# Langkah Kerja:
**1.** Tentukan apakah setiap pernyataan berikut sesuai dengan teks tentang teori dan fase belajar. Jawab ya atau tidak, lalu kutip kata-kata penentunya persis dari teks.
(a) Berhasil atau gagalnya pencapaian tujuan pendidikan bergantung pada proses belajar yang dialami siswa.
(b) Proses belajar siswa hanya berlangsung di sekolah.
(c) Orang yang memandang belajar sebagai latihan belaka baru puas jika anak memahami tujuan keterampilannya.
**2.** Ketik ulang persis baris-baris entri, mulai dari baris pertama entri sampai dengan baris yang memuat "bullet-bar: [358, 835, 363, 901]". Baris terakhir itu juga ikut diketik.

# Kutipan Sumber:
########################################

Selasa, 27 Maret 2012

TEORI DAN FASE BELAJAR

Unknown


BAB I
PENDAHULUAN


A.      Latar belakang
Belajar adalah kegiatan yang berproses dan merupakan unsur yang sangat pundamental dalam setiap penyelenggaraan jenis dan jenjang pendidikan. Ini berarti berhasil atau gagalnya pencapaian tujuan pendidikan itu amat bergantung pada proses belajar yang dialami siswa, baik ketika ia berada di sekolah maupun di lingkungan rumah atau keluarganya sendiri.
Oleh karena itu, pemahaman yang benar mengenai arti belajar dengan segala aspek, bentuk dan manifestasinya mutlak diperlukan oleh para pendidik khususnya pada guru. Kekeliruan/ketidak-lengkapan persepsi mereka terhadap proses belajar dan hal-hal yang berkaitan dengannya akan mengakibatkan kurang bermutunya hasil pembelajaran yang dicapai peserta didik.
B.       Rumusan masalah
1.      Apakah definisi belajar?
2.      Bagaimana fase-fase dalam belajar tersebut?

BAB II
PEMBAHASAN
A.      Definisi dan Contoh Belajar
1.      Definisi belajar
Sebagian orang beranggapan bahwa belajar adalah semata-mata mengumpulkan atau menghapalkan fakta-fakta yang tersaji dalam bentuk informasi/ materi pelajar. Orang yang beranggapan demikian biasanya akan segera merasa bangga ketika anak-anaknya telah mampu menyebutkan kembali secara lisan (verbal) sebagian informasi yang terdapat dalam buku teks atau yang diajarkan oleh guru.
Di samping itu, ada pula yang memandang belajar sebagai latihan belaka seperti yang tampak pada latihan membaca dan menulis. Persepsi ini biasanya akan merasa puas bila anak-anak mereka telah mampu memperlihatkan keterampilan jasmaniah tertentu, walaupun tanpa pengetahuan mengenai arti, hakikat dan tujuan keterampilan tersebut.

########################################

# Data Tugas:
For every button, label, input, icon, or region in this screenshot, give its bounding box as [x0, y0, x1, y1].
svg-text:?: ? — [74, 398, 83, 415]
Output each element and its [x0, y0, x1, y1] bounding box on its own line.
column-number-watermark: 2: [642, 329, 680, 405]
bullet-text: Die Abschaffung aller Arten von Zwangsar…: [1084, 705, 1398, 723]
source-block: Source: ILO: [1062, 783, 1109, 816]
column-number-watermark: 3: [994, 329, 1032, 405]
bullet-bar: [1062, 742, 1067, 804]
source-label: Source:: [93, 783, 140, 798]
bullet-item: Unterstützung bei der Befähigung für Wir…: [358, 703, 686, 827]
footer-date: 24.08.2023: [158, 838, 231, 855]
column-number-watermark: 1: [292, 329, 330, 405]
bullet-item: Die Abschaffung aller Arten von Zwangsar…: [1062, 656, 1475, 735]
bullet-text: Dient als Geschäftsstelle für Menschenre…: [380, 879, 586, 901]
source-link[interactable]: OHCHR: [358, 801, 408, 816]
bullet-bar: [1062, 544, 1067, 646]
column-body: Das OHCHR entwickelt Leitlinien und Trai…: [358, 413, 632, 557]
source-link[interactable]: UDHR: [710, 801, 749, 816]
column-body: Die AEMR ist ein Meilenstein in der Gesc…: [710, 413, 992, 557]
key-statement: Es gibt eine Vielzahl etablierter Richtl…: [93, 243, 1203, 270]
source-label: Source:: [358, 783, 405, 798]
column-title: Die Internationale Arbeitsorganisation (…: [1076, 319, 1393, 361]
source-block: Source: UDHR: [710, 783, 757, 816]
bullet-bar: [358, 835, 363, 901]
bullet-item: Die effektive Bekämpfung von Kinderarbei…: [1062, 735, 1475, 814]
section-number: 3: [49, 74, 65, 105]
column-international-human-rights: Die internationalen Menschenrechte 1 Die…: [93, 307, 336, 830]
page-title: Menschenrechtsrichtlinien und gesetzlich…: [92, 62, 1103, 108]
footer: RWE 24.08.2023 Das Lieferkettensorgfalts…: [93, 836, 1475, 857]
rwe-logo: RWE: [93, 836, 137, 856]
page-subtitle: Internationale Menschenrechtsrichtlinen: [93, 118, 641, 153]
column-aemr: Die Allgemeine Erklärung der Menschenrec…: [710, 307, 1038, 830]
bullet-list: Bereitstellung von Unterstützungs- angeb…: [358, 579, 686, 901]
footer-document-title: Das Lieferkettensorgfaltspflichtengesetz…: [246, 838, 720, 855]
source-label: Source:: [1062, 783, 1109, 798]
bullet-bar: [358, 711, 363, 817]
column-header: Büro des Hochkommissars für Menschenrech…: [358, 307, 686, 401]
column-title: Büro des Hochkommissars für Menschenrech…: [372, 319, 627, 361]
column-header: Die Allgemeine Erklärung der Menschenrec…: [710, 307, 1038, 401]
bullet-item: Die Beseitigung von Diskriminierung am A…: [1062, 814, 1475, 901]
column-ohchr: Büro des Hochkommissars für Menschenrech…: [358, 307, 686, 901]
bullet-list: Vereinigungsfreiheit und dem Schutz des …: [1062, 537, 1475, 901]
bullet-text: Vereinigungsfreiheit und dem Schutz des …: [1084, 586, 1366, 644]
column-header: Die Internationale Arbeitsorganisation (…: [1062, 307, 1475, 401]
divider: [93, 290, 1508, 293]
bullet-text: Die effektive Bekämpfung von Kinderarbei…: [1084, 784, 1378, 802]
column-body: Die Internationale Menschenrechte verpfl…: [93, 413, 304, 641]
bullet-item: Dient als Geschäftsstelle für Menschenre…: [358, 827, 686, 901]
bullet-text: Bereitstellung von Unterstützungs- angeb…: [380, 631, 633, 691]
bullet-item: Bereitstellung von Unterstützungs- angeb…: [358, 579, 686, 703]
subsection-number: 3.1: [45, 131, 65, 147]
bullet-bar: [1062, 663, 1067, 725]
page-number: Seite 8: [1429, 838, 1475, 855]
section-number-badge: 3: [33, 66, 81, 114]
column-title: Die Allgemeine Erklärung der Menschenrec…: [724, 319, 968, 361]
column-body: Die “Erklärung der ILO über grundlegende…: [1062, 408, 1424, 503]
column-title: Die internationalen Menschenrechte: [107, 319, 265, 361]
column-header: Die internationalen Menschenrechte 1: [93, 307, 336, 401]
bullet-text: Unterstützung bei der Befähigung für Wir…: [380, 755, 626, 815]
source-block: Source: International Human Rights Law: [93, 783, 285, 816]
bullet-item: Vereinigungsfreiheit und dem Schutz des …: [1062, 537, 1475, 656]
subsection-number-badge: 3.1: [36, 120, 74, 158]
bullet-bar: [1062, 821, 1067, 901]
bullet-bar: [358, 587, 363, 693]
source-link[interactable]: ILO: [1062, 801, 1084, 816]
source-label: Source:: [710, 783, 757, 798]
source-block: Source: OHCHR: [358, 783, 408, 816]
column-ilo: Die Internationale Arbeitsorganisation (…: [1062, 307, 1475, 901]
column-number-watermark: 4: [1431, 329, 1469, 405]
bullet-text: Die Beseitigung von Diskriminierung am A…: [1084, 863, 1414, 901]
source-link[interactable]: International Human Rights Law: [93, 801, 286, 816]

########################################

# Hasil yang Diharapkan:
**1.**
(a) Ya: "berhasil atau gagalnya pencapaian tujuan pendidikan itu amat bergantung pada proses belajar yang dialami siswa"
(b) Tidak: "baik ketika ia berada di sekolah maupun di lingkungan rumah atau keluarganya sendiri"
(c) Tidak: "walaupun tanpa pengetahuan mengenai arti, hakikat dan tujuan keterampilan tersebut"

**2.**
For every button, label, input, icon, or region in this screenshot, give its bounding box as [x0, y0, x1, y1].
svg-text:?: ? — [74, 398, 83, 415]
Output each element and its [x0, y0, x1, y1] bounding box on its own line.
column-number-watermark: 2: [642, 329, 680, 405]
bullet-text: Die Abschaffung aller Arten von Zwangsar…: [1084, 705, 1398, 723]
source-block: Source: ILO: [1062, 783, 1109, 816]
column-number-watermark: 3: [994, 329, 1032, 405]
bullet-bar: [1062, 742, 1067, 804]
source-label: Source:: [93, 783, 140, 798]
bullet-item: Unterstützung bei der Befähigung für Wir…: [358, 703, 686, 827]
footer-date: 24.08.2023: [158, 838, 231, 855]
column-number-watermark: 1: [292, 329, 330, 405]
bullet-item: Die Abschaffung aller Arten von Zwangsar…: [1062, 656, 1475, 735]
bullet-text: Dient als Geschäftsstelle für Menschenre…: [380, 879, 586, 901]
source-link[interactable]: OHCHR: [358, 801, 408, 816]
bullet-bar: [1062, 544, 1067, 646]
column-body: Das OHCHR entwickelt Leitlinien und Trai…: [358, 413, 632, 557]
source-link[interactable]: UDHR: [710, 801, 749, 816]
column-body: Die AEMR ist ein Meilenstein in der Gesc…: [710, 413, 992, 557]
key-statement: Es gibt eine Vielzahl etablierter Richtl…: [93, 243, 1203, 270]
source-label: Source:: [358, 783, 405, 798]
column-title: Die Internationale Arbeitsorganisation (…: [1076, 319, 1393, 361]
source-block: Source: UDHR: [710, 783, 757, 816]
bullet-bar: [358, 835, 363, 901]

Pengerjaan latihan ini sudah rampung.